--- BEGIN DOCUMENT SEGMENT ---

Personal information
- Full name: Pierre-Alexis Ponsot
- Nationality: France
- Born: 8 May 1975 (age 51) Granville, Manche, France
- Height: 1.95 m (6 ft 5 in)
- Weight: 98 kg (216 lb)

Sailing career
- Sport: Sailing
- Club: Sport Nautique de l'Ouest
- Class: Keelboat

= Pierre-Alexis Ponsot =

French sailor (born 1975)

Pierre-Alexis Ponsot (born 8 May 1975) is a French sailor, who specialized in two-person keelboat (Star) class. He represented France, along with his partner and six-time Olympian Xavier Rohart at the 2012 Summer Olympics, and has also been training for Ouest Nautical Sports Club (Sport Nautique de l'Ouest) throughout most of his sporting career. As of September 2014, Leboucher is ranked forty-first in the world for fleet racing and keelboat by the International Sailing Federation, following his successes at the 2011 ISAF Sailing World Championships and 2012 Star World Championships.

Ponsot qualified as a crew member for the French squad in the Star class at the 2012 Summer Olympics in London by finishing ninth and receiving a berth from the ISAF World Championships in Perth, Western Australia. Teaming with his partner Rohart in the opening series, the French duo delivered a powerful lead in the first leg, but came up short for the podium with an accumulated net score of 86 points and a satisfying ninth position against a fleet of sixteen boats.

--- END DOCUMENT SEGMENT ---

* **SHORT PROBLEM A**:
Could you revise the listing from the line with "feature-title: Real-time Processing" to the line with "nav-link[interactable]: Solutions [745,27,811,44]", replacing "Solutions" with "Products" and leaving everything else unchanged?
The listing has no connection to the sailor profile.

--- BEGIN SOURCE RECORDS ---

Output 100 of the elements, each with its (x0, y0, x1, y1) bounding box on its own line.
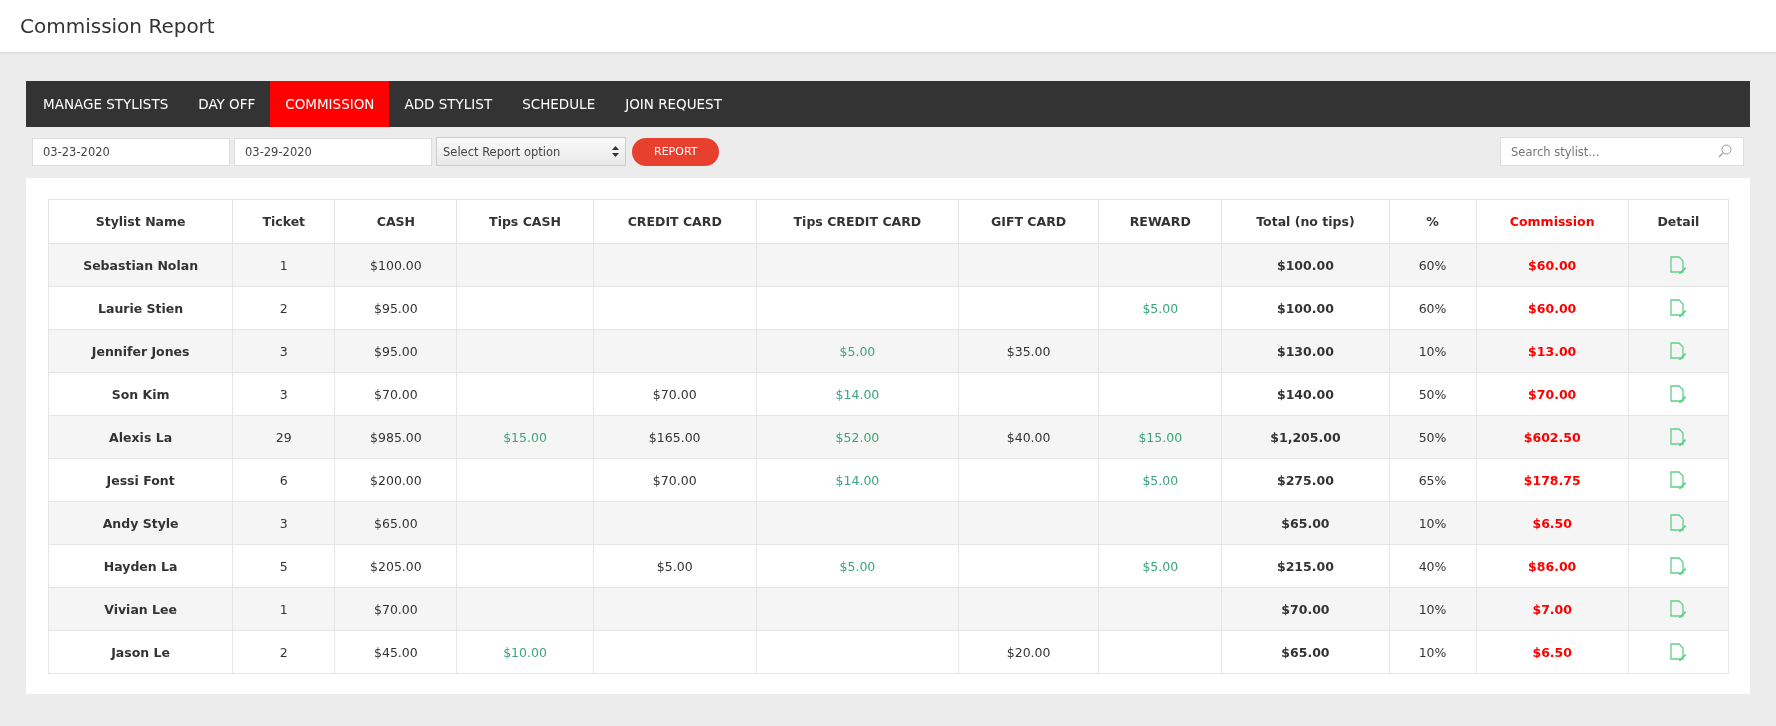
end-date-field[interactable]: 03-29-2020 (234, 137, 432, 166)
table-cell: Hayden La (103, 558, 178, 574)
table-cell: 50% (1418, 429, 1447, 445)
table-cell: Jennifer Jones (91, 343, 190, 359)
table-cell: $45.00 (374, 644, 418, 660)
edit-document-icon[interactable] (1669, 514, 1687, 532)
column-header: Total (no tips) (1221, 199, 1390, 244)
table-cell: $65.00 (374, 515, 418, 531)
table-cell: 3 (279, 515, 288, 531)
column-header: Commission (1476, 199, 1629, 244)
table-cell: $5.00 (1142, 558, 1179, 574)
edit-document-icon[interactable] (1669, 256, 1687, 274)
table-cell: 3 (279, 386, 288, 402)
edit-document-icon[interactable] (1669, 600, 1687, 618)
table-cell: $10.00 (503, 644, 547, 660)
table-cell: $5.00 (839, 343, 876, 359)
table-cell: $200.00 (370, 472, 422, 488)
table-cell: 2 (279, 644, 288, 660)
table-cell: $13.00 (1528, 343, 1577, 359)
edit-document-icon[interactable] (1669, 643, 1687, 661)
table-cell: $100.00 (1276, 300, 1334, 316)
table-cell: $60.00 (1528, 300, 1577, 316)
start-date-field[interactable]: 03-23-2020 (32, 137, 230, 166)
table-cell: $6.50 (1532, 644, 1572, 660)
table-cell: $6.50 (1532, 515, 1572, 531)
table-cell: 10% (1418, 515, 1447, 531)
column-header: CREDIT CARD (593, 199, 757, 244)
edit-document-icon[interactable] (1669, 299, 1687, 317)
table-cell: $35.00 (1006, 343, 1051, 359)
report-button[interactable]: REPORT (632, 137, 720, 166)
table-cell: 6 (279, 472, 288, 488)
table-cell: 60% (1418, 257, 1447, 273)
nav-tab[interactable]: DAY OFF (183, 81, 271, 127)
table-cell: $70.00 (374, 386, 418, 402)
table-cell: 10% (1418, 343, 1447, 359)
edit-document-icon[interactable] (1669, 342, 1687, 360)
table-cell: 1 (279, 601, 288, 617)
table-cell: $7.00 (1532, 601, 1572, 617)
table-cell: 3 (279, 343, 288, 359)
table-cell: $178.75 (1523, 472, 1581, 488)
table-cell: $602.50 (1523, 429, 1581, 445)
edit-document-icon[interactable] (1669, 428, 1687, 446)
nav-tab[interactable]: ADD STYLIST (389, 81, 508, 127)
table-cell: 29 (275, 429, 292, 445)
column-header: Stylist Name (48, 199, 233, 244)
column-header: Tips CREDIT CARD (756, 199, 959, 244)
table-cell: $15.00 (1138, 429, 1183, 445)
table-cell: 60% (1418, 300, 1447, 316)
table-cell: 65% (1418, 472, 1447, 488)
column-header: GIFT CARD (958, 199, 1099, 244)
table-cell: $985.00 (370, 429, 422, 445)
table-cell: $70.00 (1281, 601, 1330, 617)
edit-document-icon[interactable] (1669, 385, 1687, 403)
edit-document-icon[interactable] (1669, 471, 1687, 489)
table-cell: $86.00 (1528, 558, 1577, 574)
nav-tab[interactable]: JOIN REQUEST (610, 81, 737, 127)
table-cell: 10% (1418, 644, 1447, 660)
table-cell: $70.00 (374, 601, 418, 617)
table-cell: 2 (279, 300, 288, 316)
table-cell: 10% (1418, 601, 1447, 617)
table-cell: Vivian Lee (104, 601, 177, 617)
table-cell: $14.00 (835, 472, 880, 488)
nav-tab[interactable]: MANAGE STYLISTS (28, 81, 184, 127)
table-cell: $100.00 (370, 257, 422, 273)
page-title: Commission Report (20, 14, 215, 38)
table-cell: Andy Style (102, 515, 179, 531)
column-header: Ticket (232, 199, 335, 244)
search-icon (1718, 144, 1732, 158)
table-cell: $5.00 (656, 558, 693, 574)
nav-tab[interactable]: SCHEDULE (507, 81, 611, 127)
table-cell: 1 (279, 257, 288, 273)
report-option-select[interactable]: Select Report option (436, 137, 626, 166)
table-cell: $70.00 (652, 472, 697, 488)
table-cell: $95.00 (374, 343, 418, 359)
table-cell: $205.00 (370, 558, 422, 574)
table-cell: $70.00 (652, 386, 697, 402)
table-cell: $5.00 (1142, 300, 1179, 316)
table-cell: $65.00 (1281, 515, 1330, 531)
column-header: % (1389, 199, 1477, 244)
table-cell: 5 (279, 558, 288, 574)
table-cell: $60.00 (1528, 257, 1577, 273)
table-cell: $165.00 (648, 429, 701, 445)
table-cell: $130.00 (1276, 343, 1334, 359)
table-cell: $14.00 (835, 386, 880, 402)
table-cell: $5.00 (1142, 472, 1179, 488)
table-cell: 50% (1418, 386, 1447, 402)
table-cell: $15.00 (503, 429, 547, 445)
table-cell: $215.00 (1276, 558, 1334, 574)
column-header: Tips CASH (456, 199, 594, 244)
table-cell: Laurie Stien (98, 300, 184, 316)
table-cell: $20.00 (1006, 644, 1051, 660)
nav-tab[interactable]: COMMISSION (270, 81, 390, 127)
table-cell: $1,205.00 (1270, 429, 1341, 445)
table-cell: $275.00 (1276, 472, 1334, 488)
table-cell: Son Kim (111, 386, 170, 402)
table-cell: Jason Le (111, 644, 170, 660)
column-header: CASH (334, 199, 457, 244)
column-header: REWARD (1098, 199, 1222, 244)
edit-document-icon[interactable] (1669, 557, 1687, 575)
search-field[interactable]: Search stylist... (1500, 137, 1744, 166)
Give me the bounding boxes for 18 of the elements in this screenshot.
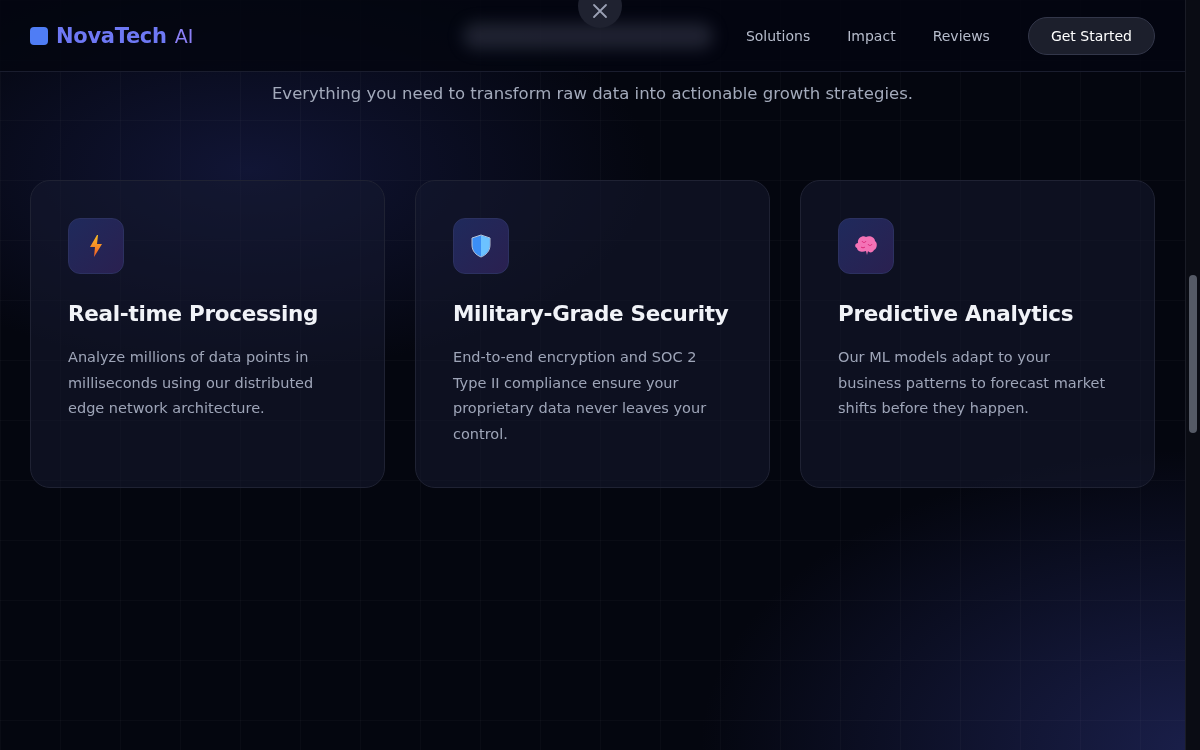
feature-title: Real-time Processing [68,301,320,326]
feature-description: Analyze millions of data points in milliseconds using our distributed edge network architecture. [68,348,315,418]
nav-link[interactable]: Solutions [745,27,811,44]
scrollbar-thumb[interactable] [1189,275,1197,433]
lightning-icon [89,235,103,257]
feature-description: End-to-end encryption and SOC 2 Type II compliance ensure your proprietary data never leaves your control. [453,348,708,444]
logo-suffix: AI [174,24,194,47]
logo-square-icon [30,26,48,45]
section-subtitle: Everything you need to transform raw data into actionable growth strategies. [270,84,915,103]
shield-icon [471,234,491,258]
close-icon [592,3,608,19]
nav-link[interactable]: Impact [847,27,896,44]
feature-description: Our ML models adapt to your business patterns to forecast market shifts before they happen. [838,348,1107,418]
feature-title: Military-Grade Security [453,301,730,326]
feature-title: Predictive Analytics [838,301,1075,326]
logo-name[interactable]: NovaTech [56,23,167,48]
nav-link[interactable]: Reviews [932,27,990,44]
get-started-button[interactable]: Get Started [1027,16,1155,55]
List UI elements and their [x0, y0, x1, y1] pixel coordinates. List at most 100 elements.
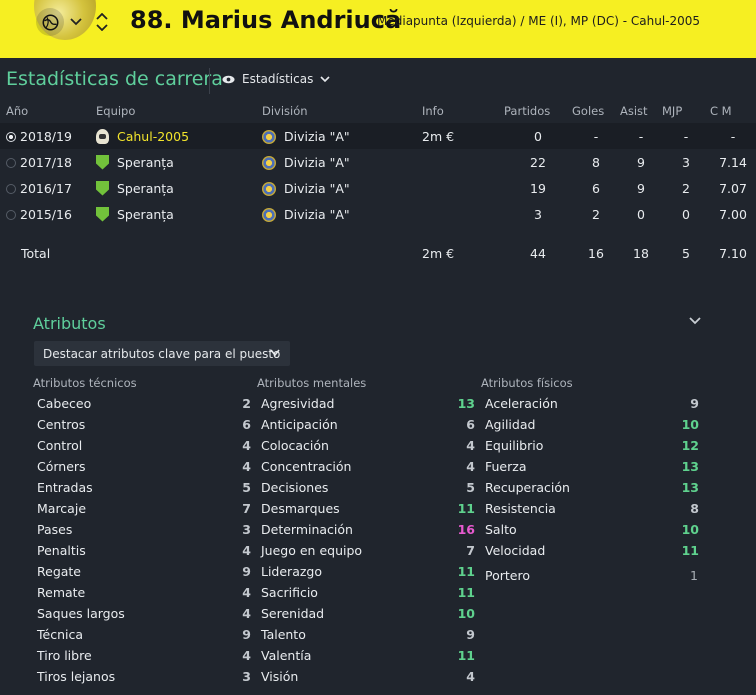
attribute-row[interactable]: Cabeceo 2 — [33, 393, 253, 414]
attribute-row[interactable]: Decisiones 5 — [257, 477, 477, 498]
attribute-value: 4 — [466, 459, 475, 474]
attribute-value: 4 — [466, 438, 475, 453]
info-value: 2m € — [422, 123, 504, 149]
career-stats-title: Estadísticas de carrera — [6, 68, 223, 90]
table-row[interactable]: 2017/18 Speranța Divizia "A" 22 8 9 3 7.… — [0, 149, 756, 175]
club-crest-icon — [96, 180, 109, 196]
division-link[interactable]: Divizia "A" — [284, 155, 350, 170]
attribute-row[interactable]: Remate 4 — [33, 582, 253, 603]
attribute-value: 7 — [242, 501, 251, 516]
attribute-row[interactable]: Regate 9 — [33, 561, 253, 582]
attribute-row[interactable]: Colocación 4 — [257, 435, 477, 456]
division-crest-icon — [262, 181, 276, 196]
avg-rating-value: 7.07 — [719, 180, 747, 196]
attribute-row[interactable]: Fuerza 13 — [481, 456, 701, 477]
attribute-row[interactable]: Velocidad 11 — [481, 540, 701, 561]
mental-attributes: Agresividad 13 Anticipación 6 Colocación 4 Con… — [257, 393, 477, 687]
attribute-name: Córners — [37, 459, 86, 474]
attribute-row[interactable]: Valentía 11 — [257, 645, 477, 666]
stats-view-dropdown[interactable]: Estadísticas — [222, 72, 330, 86]
attribute-name: Decisiones — [261, 480, 329, 495]
attribute-name: Penaltis — [37, 543, 86, 558]
chevron-down-icon[interactable] — [62, 8, 90, 36]
attribute-row[interactable]: Desmarques 11 — [257, 498, 477, 519]
collapse-chevron-icon[interactable] — [689, 314, 701, 326]
table-header: Año Equipo División Info Partidos Goles … — [0, 99, 756, 123]
attribute-value: 13 — [457, 396, 475, 411]
attribute-row[interactable]: Concentración 4 — [257, 456, 477, 477]
attribute-row[interactable]: Tiro libre 4 — [33, 645, 253, 666]
attribute-row[interactable]: Aceleración 9 — [481, 393, 701, 414]
attribute-value: 13 — [681, 459, 699, 474]
attribute-name: Regate — [37, 564, 82, 579]
radio-icon[interactable] — [6, 157, 16, 168]
attribute-name: Equilibrio — [485, 438, 544, 453]
attribute-value: 9 — [242, 564, 251, 579]
attribute-row[interactable]: Talento 9 — [257, 624, 477, 645]
attribute-value: 3 — [242, 669, 251, 684]
attribute-row[interactable]: Técnica 9 — [33, 624, 253, 645]
division-link[interactable]: Divizia "A" — [284, 129, 350, 144]
table-row[interactable]: 2018/19 Cahul-2005 Divizia "A" 2m € 0 - … — [0, 123, 756, 149]
apps-value: 19 — [530, 180, 546, 196]
attribute-name: Recuperación — [485, 480, 570, 495]
attribute-value: 9 — [690, 396, 699, 411]
attribute-name: Saques largos — [37, 606, 125, 621]
season-year: 2016/17 — [20, 180, 72, 196]
attribute-row[interactable]: Visión 4 — [257, 666, 477, 687]
radio-icon[interactable] — [6, 209, 16, 220]
attribute-name: Centros — [37, 417, 86, 432]
attribute-row[interactable]: Juego en equipo 7 — [257, 540, 477, 561]
division-link[interactable]: Divizia "A" — [284, 181, 350, 196]
attribute-row[interactable]: Anticipación 6 — [257, 414, 477, 435]
attribute-row[interactable]: Serenidad 10 — [257, 603, 477, 624]
col-year[interactable]: Año — [0, 99, 92, 123]
col-mom[interactable]: MJP — [662, 99, 710, 123]
col-apps[interactable]: Partidos — [504, 99, 572, 123]
attribute-row[interactable]: Córners 4 — [33, 456, 253, 477]
attribute-row[interactable]: Determinación 16 — [257, 519, 477, 540]
divider — [209, 68, 210, 94]
attribute-row[interactable]: Agresividad 13 — [257, 393, 477, 414]
attribute-row[interactable]: Resistencia 8 — [481, 498, 701, 519]
division-link[interactable]: Divizia "A" — [284, 207, 350, 222]
highlight-attributes-dropdown[interactable]: Destacar atributos clave para el puesto — [34, 341, 290, 366]
attribute-row[interactable]: Recuperación 13 — [481, 477, 701, 498]
attribute-row[interactable]: Equilibrio 12 — [481, 435, 701, 456]
attribute-row[interactable]: Pases 3 — [33, 519, 253, 540]
col-team[interactable]: Equipo — [92, 99, 262, 123]
attribute-row[interactable]: Centros 6 — [33, 414, 253, 435]
table-row[interactable]: 2015/16 Speranța Divizia "A" 3 2 0 0 7.0… — [0, 201, 756, 227]
radio-icon[interactable] — [6, 183, 16, 194]
attribute-name: Aceleración — [485, 396, 558, 411]
team-link[interactable]: Cahul-2005 — [117, 129, 189, 144]
attribute-row[interactable]: Sacrificio 11 — [257, 582, 477, 603]
col-assists[interactable]: Asist — [620, 99, 662, 123]
attribute-row[interactable]: Saques largos 4 — [33, 603, 253, 624]
attribute-row[interactable]: Marcaje 7 — [33, 498, 253, 519]
goals-value: 6 — [592, 180, 600, 196]
chevron-up-down-icon[interactable] — [88, 8, 116, 36]
attribute-name: Desmarques — [261, 501, 340, 516]
radio-selected-icon[interactable] — [6, 131, 16, 142]
attribute-row[interactable]: Penaltis 4 — [33, 540, 253, 561]
team-link[interactable]: Speranța — [117, 155, 174, 170]
attribute-value: 16 — [457, 522, 475, 537]
attribute-row[interactable]: Control 4 — [33, 435, 253, 456]
attribute-value: 11 — [681, 543, 699, 558]
team-link[interactable]: Speranța — [117, 181, 174, 196]
attribute-row[interactable]: Agilidad 10 — [481, 414, 701, 435]
col-info[interactable]: Info — [422, 99, 504, 123]
table-row[interactable]: 2016/17 Speranța Divizia "A" 19 6 9 2 7.… — [0, 175, 756, 201]
total-assists: 18 — [633, 245, 649, 261]
globe-icon[interactable] — [36, 8, 64, 36]
attribute-row[interactable]: Liderazgo 11 — [257, 561, 477, 582]
player-position-club: Mediapunta (Izquierda) / ME (I), MP (DC)… — [377, 14, 701, 28]
attribute-row[interactable]: Entradas 5 — [33, 477, 253, 498]
team-link[interactable]: Speranța — [117, 207, 174, 222]
attribute-row[interactable]: Salto 10 — [481, 519, 701, 540]
attribute-row[interactable]: Tiros lejanos 3 — [33, 666, 253, 687]
col-avg-rating[interactable]: C M — [710, 99, 756, 123]
col-goals[interactable]: Goles — [572, 99, 620, 123]
col-division[interactable]: División — [262, 99, 422, 123]
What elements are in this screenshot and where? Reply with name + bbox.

--- END SOURCE RECORDS ---

* **SHORT PROBLEM B**:
Can you repeat the sailor profile word for word, from "- Weight: 98" to "sailor (born 1975)"?

* **WORKED ANSWER A**:
feature-title: Real-time Processing [68,301,320,326]
feature-description: Analyze millions of data points in milliseconds using our distributed edge network architecture. [68,348,315,418]
nav-link[interactable]: Products [745,27,811,44]

* **WORKED ANSWER B**:
- Weight: 98 kg (216 lb)

Sailing career
- Sport: Sailing
- Club: Sport Nautique de l'Ouest
- Class: Keelboat

= Pierre-Alexis Ponsot =

French sailor (born 1975)